▶ **Given instruction**
Repeat the full listing, word for word.

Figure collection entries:
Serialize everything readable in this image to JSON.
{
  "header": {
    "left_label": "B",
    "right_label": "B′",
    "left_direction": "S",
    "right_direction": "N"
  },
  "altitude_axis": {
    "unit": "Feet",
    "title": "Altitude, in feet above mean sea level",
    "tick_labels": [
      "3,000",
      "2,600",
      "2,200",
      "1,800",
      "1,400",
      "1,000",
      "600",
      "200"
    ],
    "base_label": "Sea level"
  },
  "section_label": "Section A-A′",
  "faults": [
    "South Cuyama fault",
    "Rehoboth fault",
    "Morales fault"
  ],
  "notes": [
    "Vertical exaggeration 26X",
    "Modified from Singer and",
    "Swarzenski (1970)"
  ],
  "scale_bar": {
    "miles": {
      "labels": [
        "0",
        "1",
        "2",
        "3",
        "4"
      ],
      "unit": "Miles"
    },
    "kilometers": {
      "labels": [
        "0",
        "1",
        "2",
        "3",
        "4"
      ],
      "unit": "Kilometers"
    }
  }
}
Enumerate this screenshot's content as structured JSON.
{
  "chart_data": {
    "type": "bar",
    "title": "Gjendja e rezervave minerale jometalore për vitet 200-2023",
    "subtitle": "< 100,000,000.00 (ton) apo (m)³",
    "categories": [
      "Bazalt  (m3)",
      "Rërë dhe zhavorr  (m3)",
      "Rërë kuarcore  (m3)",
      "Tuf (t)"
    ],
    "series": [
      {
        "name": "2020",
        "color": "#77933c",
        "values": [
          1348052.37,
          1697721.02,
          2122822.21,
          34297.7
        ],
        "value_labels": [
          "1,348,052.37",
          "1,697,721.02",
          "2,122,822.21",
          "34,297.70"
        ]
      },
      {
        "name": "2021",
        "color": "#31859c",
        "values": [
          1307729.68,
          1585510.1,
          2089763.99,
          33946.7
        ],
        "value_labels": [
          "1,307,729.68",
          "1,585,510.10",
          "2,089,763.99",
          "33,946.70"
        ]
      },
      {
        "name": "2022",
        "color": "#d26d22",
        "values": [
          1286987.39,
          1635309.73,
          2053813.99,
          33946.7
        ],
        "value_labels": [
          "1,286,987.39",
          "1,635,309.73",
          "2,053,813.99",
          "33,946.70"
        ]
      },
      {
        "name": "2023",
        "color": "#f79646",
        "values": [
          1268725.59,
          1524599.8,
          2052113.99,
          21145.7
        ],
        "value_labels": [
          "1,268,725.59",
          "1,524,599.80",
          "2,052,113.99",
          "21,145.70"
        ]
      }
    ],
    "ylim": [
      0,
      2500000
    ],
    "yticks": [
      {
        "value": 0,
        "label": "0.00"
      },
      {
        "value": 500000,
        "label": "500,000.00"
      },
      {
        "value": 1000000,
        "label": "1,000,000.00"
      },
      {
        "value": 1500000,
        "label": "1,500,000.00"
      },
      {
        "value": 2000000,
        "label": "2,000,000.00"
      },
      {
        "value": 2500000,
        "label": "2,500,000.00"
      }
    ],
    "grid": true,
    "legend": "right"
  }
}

▶ **Task output**
Serialize everything readable in this image to JSON.
{
  "header": {
    "left_label": "B",
    "right_label": "B′",
    "left_direction": "S",
    "right_direction": "N"
  },
  "altitude_axis": {
    "unit": "Feet",
    "title": "Altitude, in feet above mean sea level",
    "tick_labels": [
      "3,000",
      "2,600",
      "2,200",
      "1,800",
      "1,400",
      "1,000",
      "600",
      "200"
    ],
    "base_label": "Sea level"
  },
  "section_label": "Section A-A′",
  "faults": [
    "South Cuyama fault",
    "Rehoboth fault",
    "Morales fault"
  ],
  "notes": [
    "Vertical exaggeration 26X",
    "Modified from Singer and",
    "Swarzenski (1970)"
  ],
  "scale_bar": {
    "miles": {
      "labels": [
        "0",
        "1",
        "2",
        "3",
        "4"
      ],
      "unit": "Miles"
    },
    "kilometers": {
      "labels": [
        "0",
        "1",
        "2",
        "3",
        "4"
      ],
      "unit": "Kilometers"
    }
  }
}
Enumerate this screenshot's content as structured JSON.
{
  "chart_data": {
    "type": "bar",
    "title": "Gjendja e rezervave minerale jometalore për vitet 200-2023",
    "subtitle": "< 100,000,000.00 (ton) apo (m)³",
    "categories": [
      "Bazalt  (m3)",
      "Rërë dhe zhavorr  (m3)",
      "Rërë kuarcore  (m3)",
      "Tuf (t)"
    ],
    "series": [
      {
        "name": "2020",
        "color": "#77933c",
        "values": [
          1348052.37,
          1697721.02,
          2122822.21,
          34297.7
        ],
        "value_labels": [
          "1,348,052.37",
          "1,697,721.02",
          "2,122,822.21",
          "34,297.70"
        ]
      },
      {
        "name": "2021",
        "color": "#31859c",
        "values": [
          1307729.68,
          1585510.1,
          2089763.99,
          33946.7
        ],
        "value_labels": [
          "1,307,729.68",
          "1,585,510.10",
          "2,089,763.99",
          "33,946.70"
        ]
      },
      {
        "name": "2022",
        "color": "#d26d22",
        "values": [
          1286987.39,
          1635309.73,
          2053813.99,
          33946.7
        ],
        "value_labels": [
          "1,286,987.39",
          "1,635,309.73",
          "2,053,813.99",
          "33,946.70"
        ]
      },
      {
        "name": "2023",
        "color": "#f79646",
        "values": [
          1268725.59,
          1524599.8,
          2052113.99,
          21145.7
        ],
        "value_labels": [
          "1,268,725.59",
          "1,524,599.80",
          "2,052,113.99",
          "21,145.70"
        ]
      }
    ],
    "ylim": [
      0,
      2500000
    ],
    "yticks": [
      {
        "value": 0,
        "label": "0.00"
      },
      {
        "value": 500000,
        "label": "500,000.00"
      },
      {
        "value": 1000000,
        "label": "1,000,000.00"
      },
      {
        "value": 1500000,
        "label": "1,500,000.00"
      },
      {
        "value": 2000000,
        "label": "2,000,000.00"
      },
      {
        "value": 2500000,
        "label": "2,500,000.00"
      }
    ],
    "grid": true,
    "legend": "right"
  }
}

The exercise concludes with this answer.